◆ YOUR INSTRUCTIONS
Scan the data below and pick out the lines containing the word "image".

◆ Recorded data

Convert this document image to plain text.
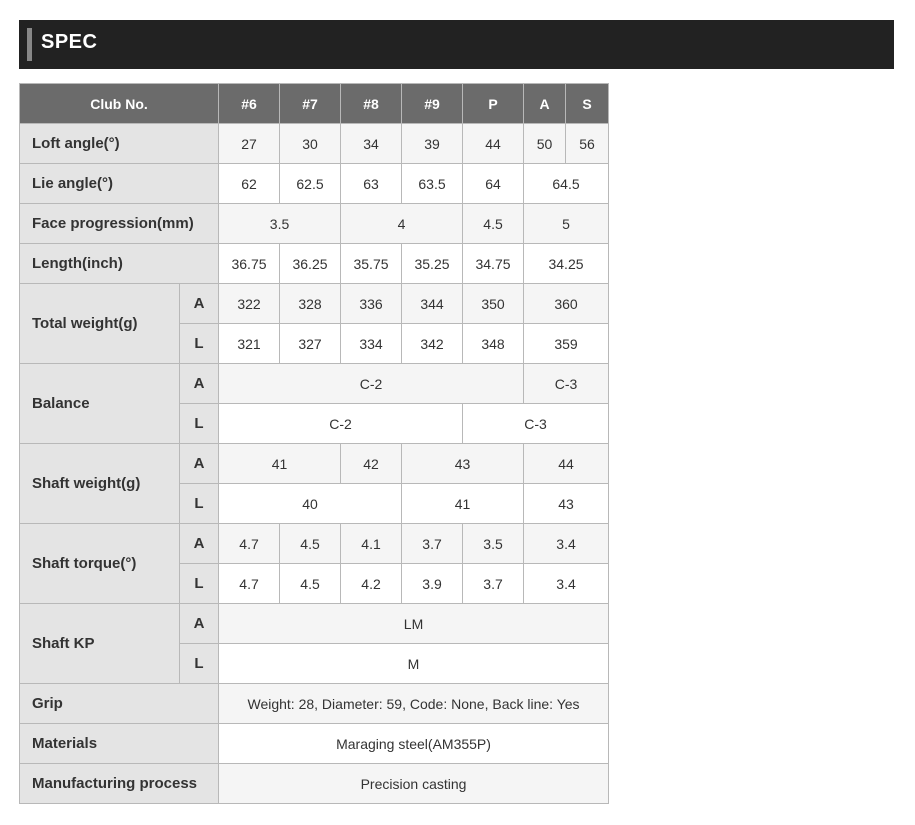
SPEC
Club No.		#6	#7	#8	#9	P	A	S
Loft angle(°)		27	30	34	39	44	50	56
Lie angle(°)		62	62.5	63	63.5	64	64.5	
Face progression(mm)		3.5		4		4.5	5	
Length(inch)		36.75	36.25	35.75	35.25	34.75	34.25	
Total weight(g)	A	322	328	336	344	350	360	
	L	321	327	334	342	348	359	
Balance	A	C-2					C-3	
	L	C-2				C-3		
Shaft weight(g)	A	41		42	43		44	
	L	40			41		43	
Shaft torque(°)	A	4.7	4.5	4.1	3.7	3.5	3.4	
	L	4.7	4.5	4.2	3.9	3.7	3.4	
Shaft KP	A	LM						
	L	M						
Grip		Weight: 28, Diameter: 59, Code: None, Back line: Yes						
Materials		Maraging steel(AM355P)						
Manufacturing process		Precision casting						
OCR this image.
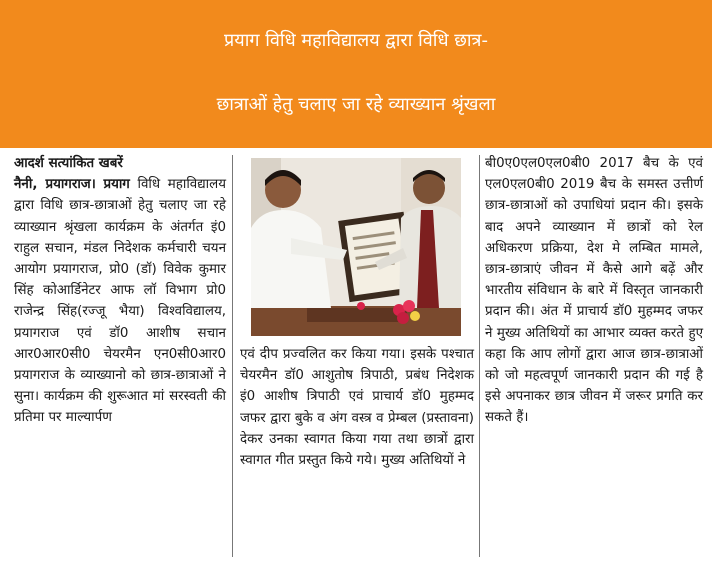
प्रयाग विधि महाविद्यालय द्वारा विधि छात्र-
छात्राओं हेतु चलाए जा रहे व्याख्यान श्रृंखला

आदर्श सत्यांकित खबरें

नैनी, प्रयागराज। प्रयाग विधि महाविद्यालय द्वारा विधि छात्र-छात्राओं हेतु चलाए जा रहे व्याख्यान श्रृंखला कार्यक्रम के अंतर्गत इं0 राहुल सचान, मंडल निदेशक कर्मचारी चयन आयोग प्रयागराज, प्रो0 (डॉ) विवेक कुमार सिंह कोआर्डिनेटर आफ लॉ विभाग प्रो0 राजेन्द्र सिंह(रज्जू भैया) विश्वविद्यालय, प्रयागराज एवं डॉ0 आशीष सचान आर0आर0सी0 चेयरमैन एन0सी0आर0 प्रयागराज के व्याख्यानो को छात्र-छात्राओं ने सुना। कार्यक्रम की शुरूआत मां सरस्वती की प्रतिमा पर माल्यार्पण

एवं दीप प्रज्वलित कर किया गया। इसके पश्चात चेयरमैन डॉ0 आशुतोष त्रिपाठी, प्रबंध निदेशक इं0 आशीष त्रिपाठी एवं प्राचार्य डॉ0 मुहम्मद जफर द्वारा बुके व अंग वस्त्र व प्रेम्बल (प्रस्तावना) देकर उनका स्वागत किया गया तथा छात्रों द्वारा स्वागत गीत प्रस्तुत किये गये। मुख्य अतिथियों ने

बी0ए0एल0एल0बी0 2017 बैच के एवं एल0एल0बी0 2019 बैच के समस्त उत्तीर्ण छात्र-छात्राओं को उपाधियां प्रदान की। इसके बाद अपने व्याख्यान में छात्रों को रेल अधिकरण प्रक्रिया, देश मे लम्बित मामले, छात्र-छात्राएं जीवन में कैसे आगे बढ़ें और भारतीय संविधान के बारे में विस्तृत जानकारी प्रदान की। अंत में प्राचार्य डॉ0 मुहम्मद जफर ने मुख्य अतिथियों का आभार व्यक्त करते हुए कहा कि आप लोगों द्वारा आज छात्र-छात्राओं को जो महत्वपूर्ण जानकारी प्रदान की गई है इसे अपनाकर छात्र जीवन में जरूर प्रगति कर सकते हैं।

◆ THE RESULT
Convert this document image to plain text.
OCR this image.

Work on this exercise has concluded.